Resistência à mudança

Existe no seio das empresas uma ameaça mais poderosa do que a própria concorrência, um inimigo silencioso e corrosivo. Refiro-me, obviamente, à resistência que leva os colaboradores a boicotar qualquer tipo de inovação que coloque em causa a sua forma de trabalhar, por mais ultrapassada ou desadequada que essa postura seja.

Uma empresa com um quadro de recursos humanos extenso tende a encontrar maior dificuldade em implementar novos projectos, tornando-se lenta na hora de mudar de direcção ou estratégia. A dimensão de uma empresa não deve servir de desculpa para a estagnação no desenvolvimento da mesma ou contribuir para o não melhoramento dos processos existentes.

Só uma empresa com baixa resistência à mudança terá a flexibilidade necessária para responder à acentuada volatilidade do mercado.

É necessária uma mudança de mentalidade, onde os colaboradores mais jovens ganham especial importância no momento de correr atrás de novos desafios. Para que esta mudança ocorra sem prejuízo para a empresa é necessária paciência por parte de quem está a querer mudar e acima de tudo ser um ouvinte dedicado. Nada se muda do dia para a noite e nos desabafos dos mais experientes podemos encontrar informação relevante para o nossos objectivos.

§ O que fazer:
- A) Liste todas as palavras do texto sobre a resistência à mudança que contêm a sequência de letras "ct" ou "cç".
- B) Por favor, retome o texto sobre a resistência à mudança a partir da última frase, escrevendo mais um parágrafo no mesmo tom.
Os dados provêm de outra fonte.

§ Excerto dos dados:
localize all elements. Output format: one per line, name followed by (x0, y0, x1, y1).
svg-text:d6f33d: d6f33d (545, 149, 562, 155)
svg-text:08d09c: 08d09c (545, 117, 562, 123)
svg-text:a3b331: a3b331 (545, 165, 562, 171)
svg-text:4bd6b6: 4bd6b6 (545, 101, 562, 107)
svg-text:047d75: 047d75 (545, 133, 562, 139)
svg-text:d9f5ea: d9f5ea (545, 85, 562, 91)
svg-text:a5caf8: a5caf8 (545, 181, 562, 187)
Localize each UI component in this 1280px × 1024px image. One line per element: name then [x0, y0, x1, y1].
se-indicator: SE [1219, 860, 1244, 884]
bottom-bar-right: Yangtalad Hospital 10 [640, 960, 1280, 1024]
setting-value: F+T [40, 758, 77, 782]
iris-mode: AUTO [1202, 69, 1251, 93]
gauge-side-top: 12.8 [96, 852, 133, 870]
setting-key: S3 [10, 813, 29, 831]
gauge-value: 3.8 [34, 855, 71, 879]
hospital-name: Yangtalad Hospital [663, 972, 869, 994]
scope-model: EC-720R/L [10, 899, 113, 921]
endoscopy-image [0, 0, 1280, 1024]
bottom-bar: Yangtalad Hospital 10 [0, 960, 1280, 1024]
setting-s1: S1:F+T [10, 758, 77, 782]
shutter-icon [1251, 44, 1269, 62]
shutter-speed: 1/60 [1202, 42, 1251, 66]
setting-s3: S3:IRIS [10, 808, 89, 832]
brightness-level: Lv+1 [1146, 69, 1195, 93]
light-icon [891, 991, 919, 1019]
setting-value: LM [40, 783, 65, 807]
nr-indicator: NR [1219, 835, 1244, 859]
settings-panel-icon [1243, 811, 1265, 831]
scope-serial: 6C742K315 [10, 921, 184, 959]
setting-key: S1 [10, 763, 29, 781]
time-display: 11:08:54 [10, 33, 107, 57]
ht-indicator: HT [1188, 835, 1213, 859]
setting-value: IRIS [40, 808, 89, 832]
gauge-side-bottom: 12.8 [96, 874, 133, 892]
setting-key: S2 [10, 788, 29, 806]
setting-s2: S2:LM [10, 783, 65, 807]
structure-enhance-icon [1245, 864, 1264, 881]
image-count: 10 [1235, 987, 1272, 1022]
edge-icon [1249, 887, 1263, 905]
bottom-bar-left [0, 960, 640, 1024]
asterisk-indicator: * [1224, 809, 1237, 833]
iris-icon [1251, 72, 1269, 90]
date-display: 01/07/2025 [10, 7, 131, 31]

§ Problemas resolvidos:
- A) projectos, direcção, objectivos

- B)
Como em tudo na vida é preciso equilíbrio entre o queremos e o que nos estão dispostos a dar. Com os primeiros resultados positivos a resistência vai diminuindo e os colaboradores passam de resistentes a defensores da mudança, seja pela percepção da melhoria implementada, seja pela necessidade de não querer ficar para trás. No fundo todos nós gostamos de nos sentir incluídos nas diversas organizações das quais fazemos parte.

A única certeza que temos em relação ao futuro é que a mudança será constante.